Giorni incerti quelli tra fine aprile e i primi di maggio, le prime giornate di caldo vero si alternano a perturbazioni in grado di portare ancora non poca neve (e seri rischi di valanghe) in montagna, anche a quote non troppo elevate. Pertanto mentre cerchiamo di organizzare una uscita con pernottamento in terra elvetica – abbiamo deciso per la bellissima Val Verzasca – consultiamo i bollettini delle neve… e a terra sopra i 1600 metri c’è neve, qualche cm, e in quantità decisamente consistente attorno ai 2000. Valutiamo pertanto le diverse capanne della valle attraverso il sito capanneti.ch e scartiamo quelle più alte, che ci auguriamo di tornare a visitare presto. Propendiamo invece per un’escursione semplice, a bassa quota, che da Daghéi di Dentro, a circa 955 m di quota, conduce alla Capanna Osola (1420mslm).

La malcelata speranza è quella di assistere allo spettacolo della stagione appena iniziata degli amori dei galli forcelli, ben presenti in valle, ma senza conoscere dettagliatamente il territorio e la collocazione di eventuali lek è proprio una scommessa con la sorte.
Prenotiamo la capanna telefonicamente (sul sito si trova tutto) e la referente, gentilissima, ci consiglia, data la stagione e il fatto che pernotteremo non nel weekend, di procedere in auto fino al termine della strada, fino a Pianell di Mott (980 m) dove un segnavia indica che per la capanna occorrono 2 h di cammino.
E così facciamo. Ci carichiamo gli zaini in spalla, ben forniti di cibo e vino – questa volta contiamo di evitare il Merlot del Ticino… – mentre un rapace (uno sparviere?) vola di fronte a noi. Da subito, dopo un ponticello, si apre a noi il mondo delle valli svizzere. Tutto è curato, ordinato, ma soprattutto vivo. Ci sono piccole case, giardini e prati curati, si vedono strumenti di lavoro, non è un territorio abbandonato a sé né forzatamente tenuto in vita, è realmente vivo.

> [DATI FORNITI]
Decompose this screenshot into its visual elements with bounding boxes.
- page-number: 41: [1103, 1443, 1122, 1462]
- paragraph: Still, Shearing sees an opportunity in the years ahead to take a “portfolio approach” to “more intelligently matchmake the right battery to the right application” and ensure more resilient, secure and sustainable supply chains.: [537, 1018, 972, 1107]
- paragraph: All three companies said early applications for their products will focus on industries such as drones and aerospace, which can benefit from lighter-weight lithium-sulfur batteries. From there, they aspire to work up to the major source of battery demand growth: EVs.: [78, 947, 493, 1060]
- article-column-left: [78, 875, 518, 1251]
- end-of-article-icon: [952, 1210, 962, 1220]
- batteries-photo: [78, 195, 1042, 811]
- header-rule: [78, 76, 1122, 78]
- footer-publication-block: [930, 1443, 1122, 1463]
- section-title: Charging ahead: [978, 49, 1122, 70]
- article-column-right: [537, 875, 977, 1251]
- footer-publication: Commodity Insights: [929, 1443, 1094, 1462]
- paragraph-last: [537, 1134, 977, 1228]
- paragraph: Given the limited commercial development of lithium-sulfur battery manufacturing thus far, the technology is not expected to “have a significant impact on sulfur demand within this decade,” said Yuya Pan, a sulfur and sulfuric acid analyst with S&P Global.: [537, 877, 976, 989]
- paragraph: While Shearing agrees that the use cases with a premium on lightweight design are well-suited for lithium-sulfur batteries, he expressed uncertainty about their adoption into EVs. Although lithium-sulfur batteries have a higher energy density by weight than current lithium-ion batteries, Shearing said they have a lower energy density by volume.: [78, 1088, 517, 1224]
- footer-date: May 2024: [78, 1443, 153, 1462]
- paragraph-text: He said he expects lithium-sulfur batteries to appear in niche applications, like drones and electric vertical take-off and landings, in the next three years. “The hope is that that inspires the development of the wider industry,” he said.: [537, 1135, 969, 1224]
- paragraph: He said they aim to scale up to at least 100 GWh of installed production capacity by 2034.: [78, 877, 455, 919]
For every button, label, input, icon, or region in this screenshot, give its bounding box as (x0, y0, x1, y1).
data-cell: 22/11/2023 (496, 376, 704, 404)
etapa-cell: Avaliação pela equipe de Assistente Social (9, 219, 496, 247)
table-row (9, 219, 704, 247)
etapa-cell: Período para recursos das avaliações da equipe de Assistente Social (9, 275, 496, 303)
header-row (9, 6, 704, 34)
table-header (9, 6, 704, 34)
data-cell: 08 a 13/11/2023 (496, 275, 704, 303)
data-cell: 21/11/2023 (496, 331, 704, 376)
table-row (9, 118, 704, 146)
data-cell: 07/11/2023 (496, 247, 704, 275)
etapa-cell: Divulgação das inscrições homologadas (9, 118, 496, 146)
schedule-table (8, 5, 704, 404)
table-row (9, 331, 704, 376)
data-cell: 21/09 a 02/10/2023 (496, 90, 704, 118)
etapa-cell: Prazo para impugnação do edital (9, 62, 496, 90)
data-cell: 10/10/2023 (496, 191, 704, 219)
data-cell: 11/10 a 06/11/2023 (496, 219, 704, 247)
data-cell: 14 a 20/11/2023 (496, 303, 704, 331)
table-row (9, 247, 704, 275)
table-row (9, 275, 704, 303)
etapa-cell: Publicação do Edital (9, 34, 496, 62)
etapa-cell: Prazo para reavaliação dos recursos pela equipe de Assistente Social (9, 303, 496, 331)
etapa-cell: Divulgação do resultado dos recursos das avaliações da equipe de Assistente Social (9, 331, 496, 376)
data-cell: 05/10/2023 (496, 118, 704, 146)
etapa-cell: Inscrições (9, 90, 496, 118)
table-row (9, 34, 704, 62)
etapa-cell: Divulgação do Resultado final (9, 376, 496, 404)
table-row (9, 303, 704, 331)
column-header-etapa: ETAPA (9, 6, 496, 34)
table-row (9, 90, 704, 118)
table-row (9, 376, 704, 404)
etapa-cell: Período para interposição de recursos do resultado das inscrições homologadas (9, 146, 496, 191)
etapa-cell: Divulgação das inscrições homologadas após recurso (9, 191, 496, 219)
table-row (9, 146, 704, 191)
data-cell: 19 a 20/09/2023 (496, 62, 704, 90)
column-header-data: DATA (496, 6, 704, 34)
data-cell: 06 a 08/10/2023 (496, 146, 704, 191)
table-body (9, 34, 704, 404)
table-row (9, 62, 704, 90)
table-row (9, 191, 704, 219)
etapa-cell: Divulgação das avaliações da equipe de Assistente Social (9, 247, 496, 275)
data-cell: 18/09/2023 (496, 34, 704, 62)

> [CONSEGNA A]
Rispondi a queste domande sul testo sulla Val Verzasca:
(i) A che quota si trova la Capanna Osola?
(ii) Di quali uccelli si spera di vedere gli amori?
(iii) Quante ore di cammino indica il segnavia a Pianell di Mott per arrivare alla capanna?
> [CONSEGNA B]
Trascrivi senza modifiche il brano del testo sulla Val Verzasca che va da "E così facciamo." a "è realmente vivo.", estremi compresi.
Le righe non hanno alcun legame con il testo sulla Val Verzasca.

> [RISPOSTA ATTESA A]
(i) A 1420 m s.l.m.
(ii) Dei galli forcelli.
(iii) 2 ore.

> [RISPOSTA ATTESA B]
E così facciamo. Ci carichiamo gli zaini in spalla, ben forniti di cibo e vino – questa volta contiamo di evitare il Merlot del Ticino… – mentre un rapace (uno sparviere?) vola di fronte a noi. Da subito, dopo un ponticello, si apre a noi il mondo delle valli svizzere. Tutto è curato, ordinato, ma soprattutto vivo. Ci sono piccole case, giardini e prati curati, si vedono strumenti di lavoro, non è un territorio abbandonato a sé né forzatamente tenuto in vita, è realmente vivo.